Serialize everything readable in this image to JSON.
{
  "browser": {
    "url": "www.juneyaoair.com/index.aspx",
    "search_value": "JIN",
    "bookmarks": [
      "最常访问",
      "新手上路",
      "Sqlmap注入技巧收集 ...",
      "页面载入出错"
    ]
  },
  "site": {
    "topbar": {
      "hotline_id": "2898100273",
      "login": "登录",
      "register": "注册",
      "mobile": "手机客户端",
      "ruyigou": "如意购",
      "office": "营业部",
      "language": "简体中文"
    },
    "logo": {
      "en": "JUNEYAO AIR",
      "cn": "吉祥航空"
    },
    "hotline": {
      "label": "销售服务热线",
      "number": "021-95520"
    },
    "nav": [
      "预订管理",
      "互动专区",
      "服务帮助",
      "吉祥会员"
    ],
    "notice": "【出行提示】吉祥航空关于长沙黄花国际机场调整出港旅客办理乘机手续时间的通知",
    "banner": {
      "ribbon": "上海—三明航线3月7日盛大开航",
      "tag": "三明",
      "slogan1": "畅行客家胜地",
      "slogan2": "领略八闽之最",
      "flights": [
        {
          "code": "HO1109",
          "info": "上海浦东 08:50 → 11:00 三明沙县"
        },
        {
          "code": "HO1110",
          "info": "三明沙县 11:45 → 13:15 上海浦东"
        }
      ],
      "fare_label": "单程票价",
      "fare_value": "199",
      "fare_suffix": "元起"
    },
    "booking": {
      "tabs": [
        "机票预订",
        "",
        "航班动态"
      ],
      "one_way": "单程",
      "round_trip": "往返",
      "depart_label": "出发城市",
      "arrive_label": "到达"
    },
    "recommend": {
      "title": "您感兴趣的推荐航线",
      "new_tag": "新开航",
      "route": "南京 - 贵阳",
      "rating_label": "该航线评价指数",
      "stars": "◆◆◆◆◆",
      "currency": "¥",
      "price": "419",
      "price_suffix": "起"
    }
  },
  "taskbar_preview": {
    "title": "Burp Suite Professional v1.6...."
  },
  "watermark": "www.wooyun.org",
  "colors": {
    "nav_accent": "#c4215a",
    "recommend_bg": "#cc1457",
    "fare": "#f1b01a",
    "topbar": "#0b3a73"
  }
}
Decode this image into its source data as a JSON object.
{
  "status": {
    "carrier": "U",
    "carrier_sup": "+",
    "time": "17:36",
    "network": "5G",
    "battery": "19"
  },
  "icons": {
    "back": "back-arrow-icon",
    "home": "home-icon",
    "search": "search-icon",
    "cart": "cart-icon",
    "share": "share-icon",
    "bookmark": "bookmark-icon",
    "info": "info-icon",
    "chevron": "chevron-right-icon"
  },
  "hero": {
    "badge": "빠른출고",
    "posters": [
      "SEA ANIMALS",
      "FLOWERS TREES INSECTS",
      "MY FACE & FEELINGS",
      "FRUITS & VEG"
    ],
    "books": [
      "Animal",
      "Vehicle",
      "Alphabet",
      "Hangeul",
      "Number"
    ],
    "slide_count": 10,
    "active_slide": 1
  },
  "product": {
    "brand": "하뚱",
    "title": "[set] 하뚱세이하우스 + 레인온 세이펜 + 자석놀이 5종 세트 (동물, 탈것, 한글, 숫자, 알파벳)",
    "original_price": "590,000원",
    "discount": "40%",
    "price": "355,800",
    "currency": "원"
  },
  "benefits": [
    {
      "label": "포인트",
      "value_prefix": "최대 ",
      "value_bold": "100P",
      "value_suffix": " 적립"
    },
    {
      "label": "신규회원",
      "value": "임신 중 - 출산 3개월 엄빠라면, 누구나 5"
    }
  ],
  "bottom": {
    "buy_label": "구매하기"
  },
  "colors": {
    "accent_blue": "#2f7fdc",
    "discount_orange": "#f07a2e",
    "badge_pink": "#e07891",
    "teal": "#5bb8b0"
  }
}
********
• _What is required_: Retype every entry above, word for word.

• _Answer to this problem_:
Serialize everything readable in this image to JSON.
{
  "browser": {
    "url": "www.juneyaoair.com/index.aspx",
    "search_value": "JIN",
    "bookmarks": [
      "最常访问",
      "新手上路",
      "Sqlmap注入技巧收集 ...",
      "页面载入出错"
    ]
  },
  "site": {
    "topbar": {
      "hotline_id": "2898100273",
      "login": "登录",
      "register": "注册",
      "mobile": "手机客户端",
      "ruyigou": "如意购",
      "office": "营业部",
      "language": "简体中文"
    },
    "logo": {
      "en": "JUNEYAO AIR",
      "cn": "吉祥航空"
    },
    "hotline": {
      "label": "销售服务热线",
      "number": "021-95520"
    },
    "nav": [
      "预订管理",
      "互动专区",
      "服务帮助",
      "吉祥会员"
    ],
    "notice": "【出行提示】吉祥航空关于长沙黄花国际机场调整出港旅客办理乘机手续时间的通知",
    "banner": {
      "ribbon": "上海—三明航线3月7日盛大开航",
      "tag": "三明",
      "slogan1": "畅行客家胜地",
      "slogan2": "领略八闽之最",
      "flights": [
        {
          "code": "HO1109",
          "info": "上海浦东 08:50 → 11:00 三明沙县"
        },
        {
          "code": "HO1110",
          "info": "三明沙县 11:45 → 13:15 上海浦东"
        }
      ],
      "fare_label": "单程票价",
      "fare_value": "199",
      "fare_suffix": "元起"
    },
    "booking": {
      "tabs": [
        "机票预订",
        "",
        "航班动态"
      ],
      "one_way": "单程",
      "round_trip": "往返",
      "depart_label": "出发城市",
      "arrive_label": "到达"
    },
    "recommend": {
      "title": "您感兴趣的推荐航线",
      "new_tag": "新开航",
      "route": "南京 - 贵阳",
      "rating_label": "该航线评价指数",
      "stars": "◆◆◆◆◆",
      "currency": "¥",
      "price": "419",
      "price_suffix": "起"
    }
  },
  "taskbar_preview": {
    "title": "Burp Suite Professional v1.6...."
  },
  "watermark": "www.wooyun.org",
  "colors": {
    "nav_accent": "#c4215a",
    "recommend_bg": "#cc1457",
    "fare": "#f1b01a",
    "topbar": "#0b3a73"
  }
}
Decode this image into its source data as a JSON object.
{
  "status": {
    "carrier": "U",
    "carrier_sup": "+",
    "time": "17:36",
    "network": "5G",
    "battery": "19"
  },
  "icons": {
    "back": "back-arrow-icon",
    "home": "home-icon",
    "search": "search-icon",
    "cart": "cart-icon",
    "share": "share-icon",
    "bookmark": "bookmark-icon",
    "info": "info-icon",
    "chevron": "chevron-right-icon"
  },
  "hero": {
    "badge": "빠른출고",
    "posters": [
      "SEA ANIMALS",
      "FLOWERS TREES INSECTS",
      "MY FACE & FEELINGS",
      "FRUITS & VEG"
    ],
    "books": [
      "Animal",
      "Vehicle",
      "Alphabet",
      "Hangeul",
      "Number"
    ],
    "slide_count": 10,
    "active_slide": 1
  },
  "product": {
    "brand": "하뚱",
    "title": "[set] 하뚱세이하우스 + 레인온 세이펜 + 자석놀이 5종 세트 (동물, 탈것, 한글, 숫자, 알파벳)",
    "original_price": "590,000원",
    "discount": "40%",
    "price": "355,800",
    "currency": "원"
  },
  "benefits": [
    {
      "label": "포인트",
      "value_prefix": "최대 ",
      "value_bold": "100P",
      "value_suffix": " 적립"
    },
    {
      "label": "신규회원",
      "value": "임신 중 - 출산 3개월 엄빠라면, 누구나 5"
    }
  ],
  "bottom": {
    "buy_label": "구매하기"
  },
  "colors": {
    "accent_blue": "#2f7fdc",
    "discount_orange": "#f07a2e",
    "badge_pink": "#e07891",
    "teal": "#5bb8b0"
  }
}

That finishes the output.